((
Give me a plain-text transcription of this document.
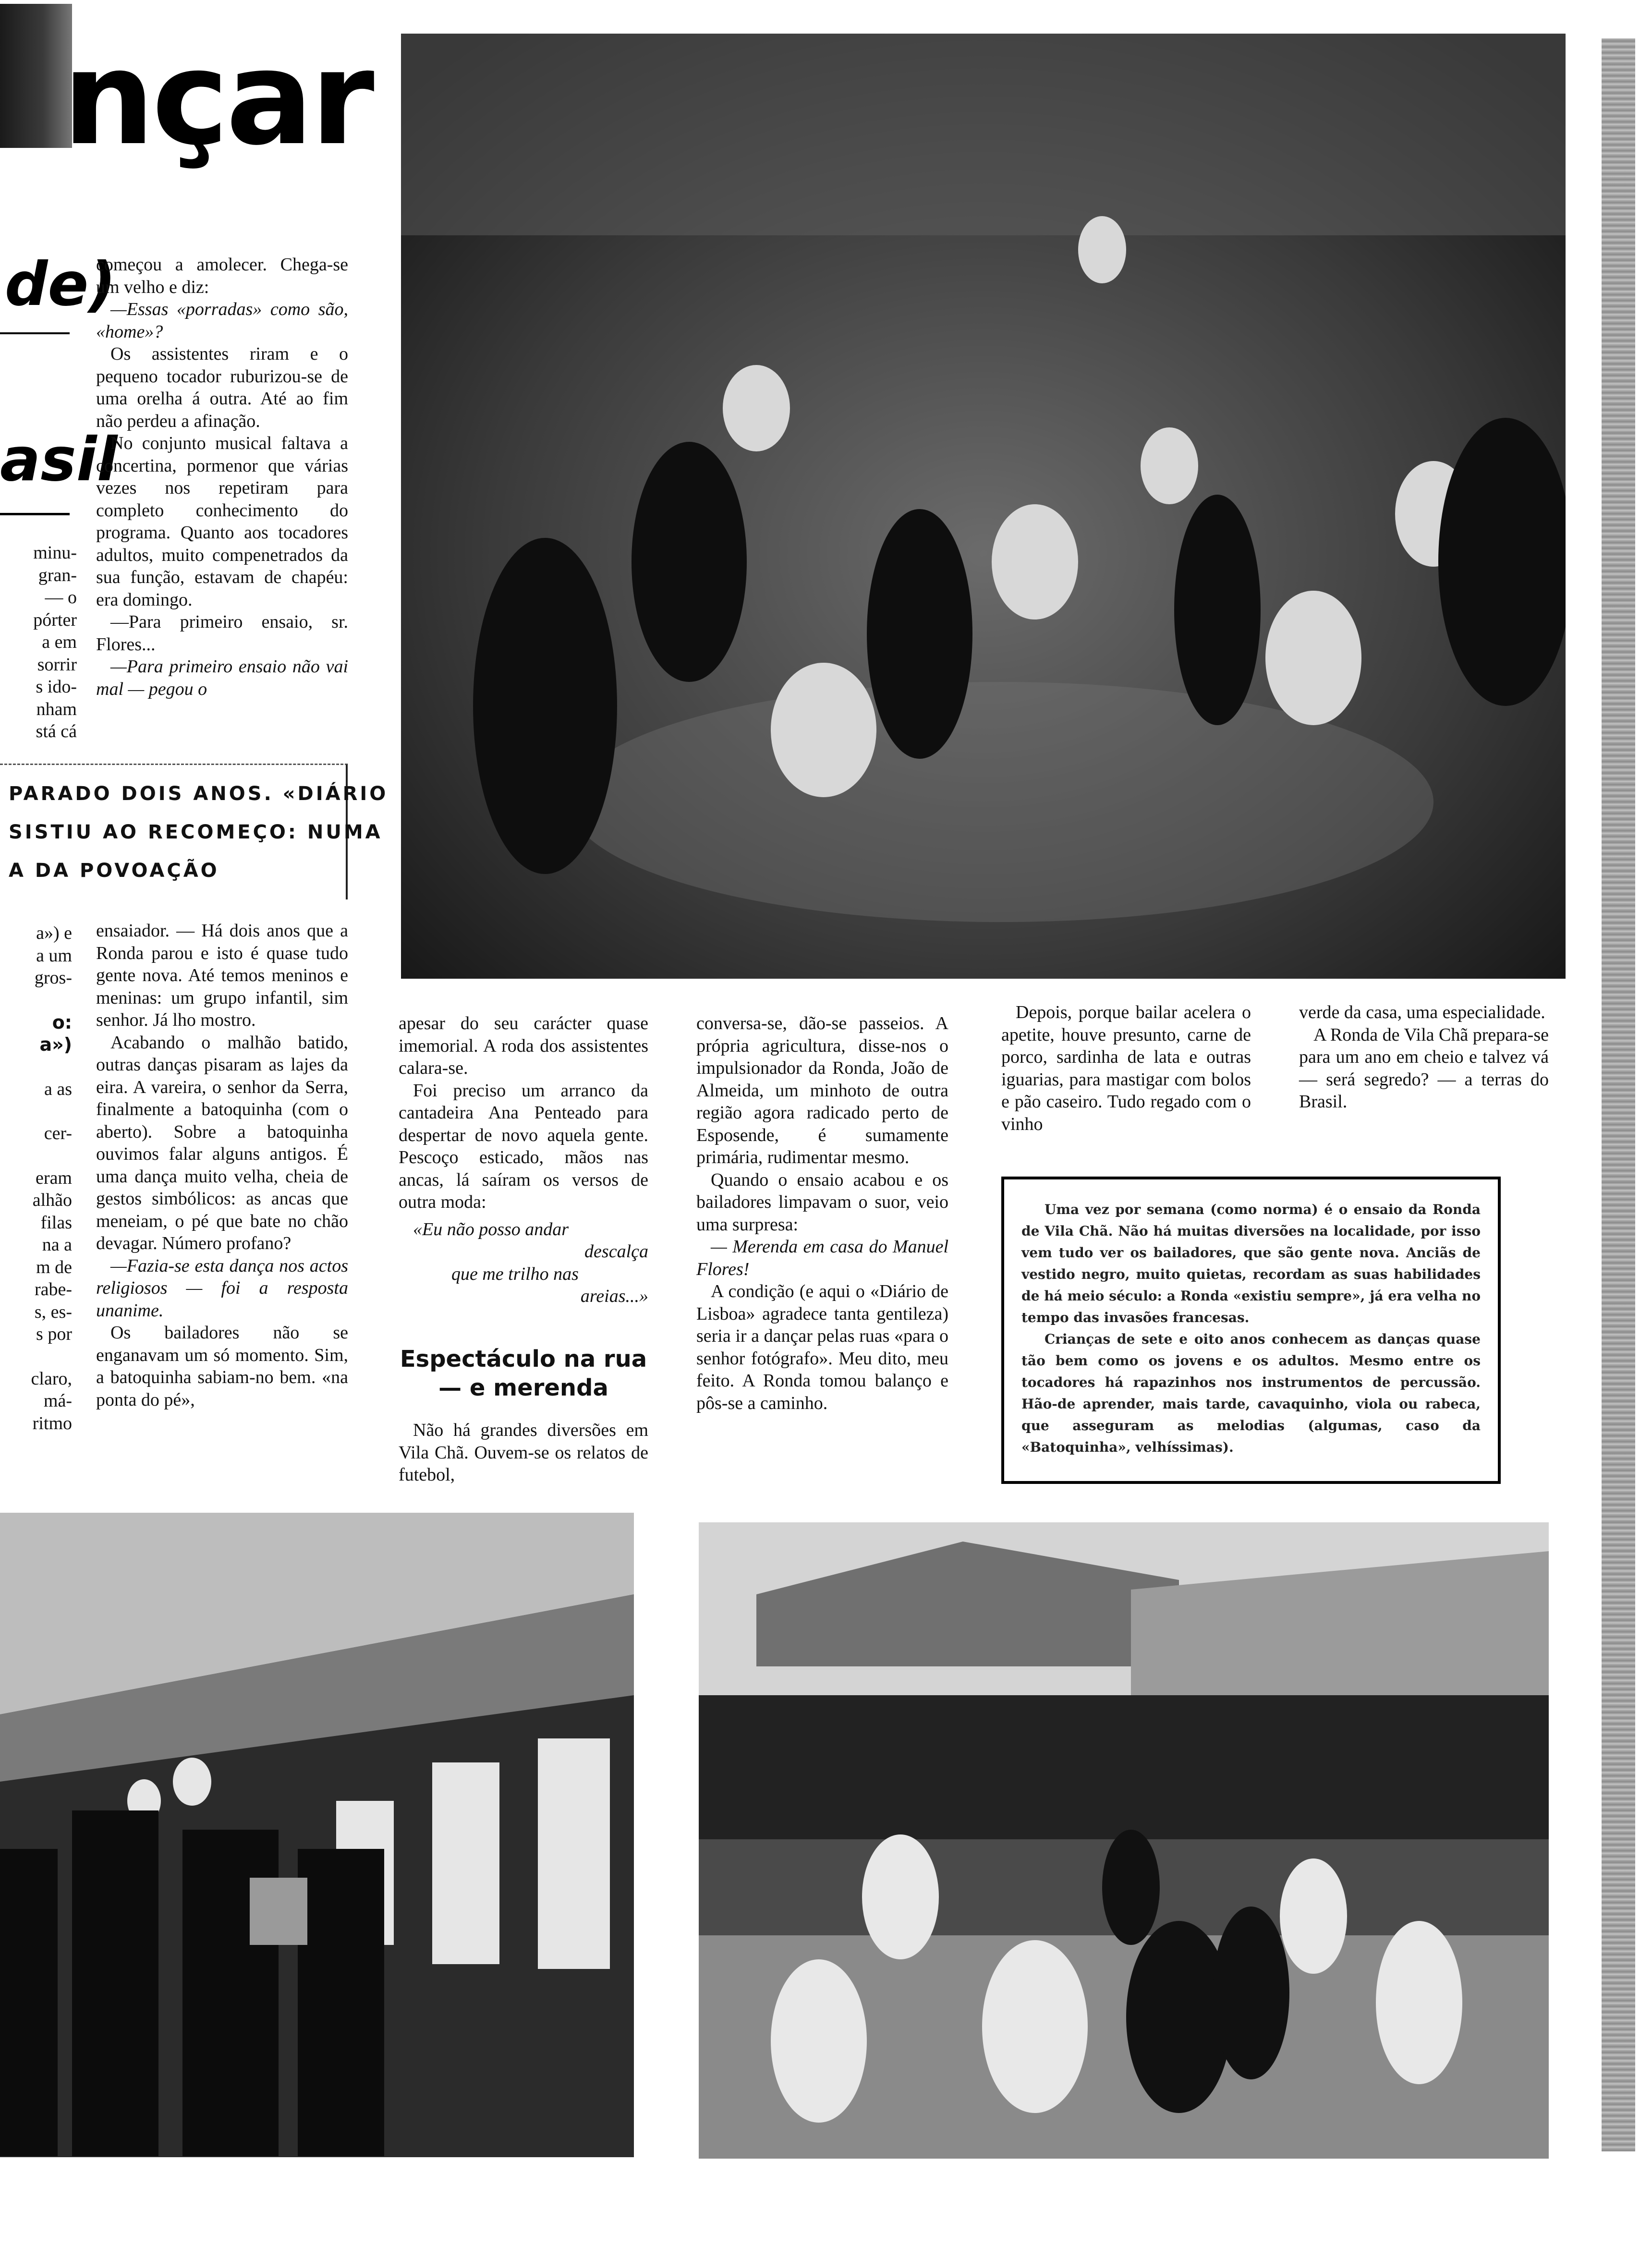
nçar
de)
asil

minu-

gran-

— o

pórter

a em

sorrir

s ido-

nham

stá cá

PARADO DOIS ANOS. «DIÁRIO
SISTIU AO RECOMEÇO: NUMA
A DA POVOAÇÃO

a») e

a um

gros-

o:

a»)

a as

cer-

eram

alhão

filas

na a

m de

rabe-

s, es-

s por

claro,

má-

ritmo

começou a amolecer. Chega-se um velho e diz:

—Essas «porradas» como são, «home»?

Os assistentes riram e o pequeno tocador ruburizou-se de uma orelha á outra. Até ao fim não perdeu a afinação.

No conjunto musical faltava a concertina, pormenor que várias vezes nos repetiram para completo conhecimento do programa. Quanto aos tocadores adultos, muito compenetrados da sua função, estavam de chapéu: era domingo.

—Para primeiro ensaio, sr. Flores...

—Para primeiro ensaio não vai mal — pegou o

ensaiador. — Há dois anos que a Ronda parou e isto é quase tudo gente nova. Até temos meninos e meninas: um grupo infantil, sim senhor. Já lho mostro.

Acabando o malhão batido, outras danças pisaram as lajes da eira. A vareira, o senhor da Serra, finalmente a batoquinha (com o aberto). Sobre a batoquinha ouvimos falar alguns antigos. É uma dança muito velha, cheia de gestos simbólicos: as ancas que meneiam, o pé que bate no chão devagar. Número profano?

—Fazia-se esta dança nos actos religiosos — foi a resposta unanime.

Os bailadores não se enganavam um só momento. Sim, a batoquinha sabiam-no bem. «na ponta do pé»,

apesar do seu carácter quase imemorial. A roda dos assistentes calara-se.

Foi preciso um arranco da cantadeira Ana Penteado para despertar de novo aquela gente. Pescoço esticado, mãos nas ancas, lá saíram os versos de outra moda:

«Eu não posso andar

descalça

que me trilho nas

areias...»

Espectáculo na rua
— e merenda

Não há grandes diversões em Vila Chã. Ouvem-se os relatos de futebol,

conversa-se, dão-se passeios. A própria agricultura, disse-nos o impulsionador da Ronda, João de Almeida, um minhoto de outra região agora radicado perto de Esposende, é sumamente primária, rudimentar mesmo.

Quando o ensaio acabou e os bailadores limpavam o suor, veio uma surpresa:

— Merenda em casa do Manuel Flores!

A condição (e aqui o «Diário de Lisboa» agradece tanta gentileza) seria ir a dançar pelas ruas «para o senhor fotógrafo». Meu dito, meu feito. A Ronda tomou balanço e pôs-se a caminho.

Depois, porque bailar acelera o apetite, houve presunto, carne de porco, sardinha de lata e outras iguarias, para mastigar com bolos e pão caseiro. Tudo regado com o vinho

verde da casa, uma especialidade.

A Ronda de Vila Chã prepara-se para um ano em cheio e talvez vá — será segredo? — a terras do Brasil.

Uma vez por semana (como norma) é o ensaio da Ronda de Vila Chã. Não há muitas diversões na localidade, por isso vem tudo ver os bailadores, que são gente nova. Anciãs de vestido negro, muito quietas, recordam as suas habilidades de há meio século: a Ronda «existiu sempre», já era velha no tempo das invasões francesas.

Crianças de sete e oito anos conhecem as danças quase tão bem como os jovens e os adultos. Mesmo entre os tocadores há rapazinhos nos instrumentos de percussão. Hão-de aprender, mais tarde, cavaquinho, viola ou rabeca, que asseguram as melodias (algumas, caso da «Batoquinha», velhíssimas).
))
((
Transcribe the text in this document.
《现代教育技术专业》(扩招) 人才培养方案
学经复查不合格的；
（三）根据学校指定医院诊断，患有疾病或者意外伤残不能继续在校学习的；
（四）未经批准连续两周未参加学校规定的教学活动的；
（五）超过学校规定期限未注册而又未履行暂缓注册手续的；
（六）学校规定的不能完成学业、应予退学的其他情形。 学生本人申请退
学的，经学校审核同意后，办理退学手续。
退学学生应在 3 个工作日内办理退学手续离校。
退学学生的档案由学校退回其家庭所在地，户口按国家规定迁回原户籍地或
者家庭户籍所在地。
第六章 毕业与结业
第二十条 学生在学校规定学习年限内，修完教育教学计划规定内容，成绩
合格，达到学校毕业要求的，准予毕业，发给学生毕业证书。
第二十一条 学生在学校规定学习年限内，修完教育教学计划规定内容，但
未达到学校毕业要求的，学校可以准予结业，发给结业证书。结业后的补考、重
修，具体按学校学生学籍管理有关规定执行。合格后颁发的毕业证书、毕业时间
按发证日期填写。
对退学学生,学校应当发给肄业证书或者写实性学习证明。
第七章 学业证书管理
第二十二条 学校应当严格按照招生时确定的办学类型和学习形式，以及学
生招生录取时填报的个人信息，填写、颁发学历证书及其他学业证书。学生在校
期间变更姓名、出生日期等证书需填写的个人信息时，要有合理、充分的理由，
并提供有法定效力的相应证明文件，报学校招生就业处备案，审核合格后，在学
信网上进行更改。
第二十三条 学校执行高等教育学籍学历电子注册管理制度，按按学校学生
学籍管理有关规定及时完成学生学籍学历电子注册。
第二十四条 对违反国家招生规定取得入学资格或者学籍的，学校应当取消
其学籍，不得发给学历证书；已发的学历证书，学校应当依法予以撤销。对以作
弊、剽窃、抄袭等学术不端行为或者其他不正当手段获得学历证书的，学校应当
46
))
DIRECTIVE: Check each line above for the word "outras" and copy the ones that have it.

WRITTEN ANSWER:
Acabando o malhão batido, outras danças pisaram as lajes da eira. A vareira, o senhor da Serra, finalmente a batoquinha (com o aberto). Sobre a batoquinha ouvimos falar alguns antigos. É uma dança muito velha, cheia de gestos simbólicos: as ancas que meneiam, o pé que bate no chão devagar. Número profano?
Depois, porque bailar acelera o apetite, houve presunto, carne de porco, sardinha de lata e outras iguarias, para mastigar com bolos e pão caseiro. Tudo regado com o vinho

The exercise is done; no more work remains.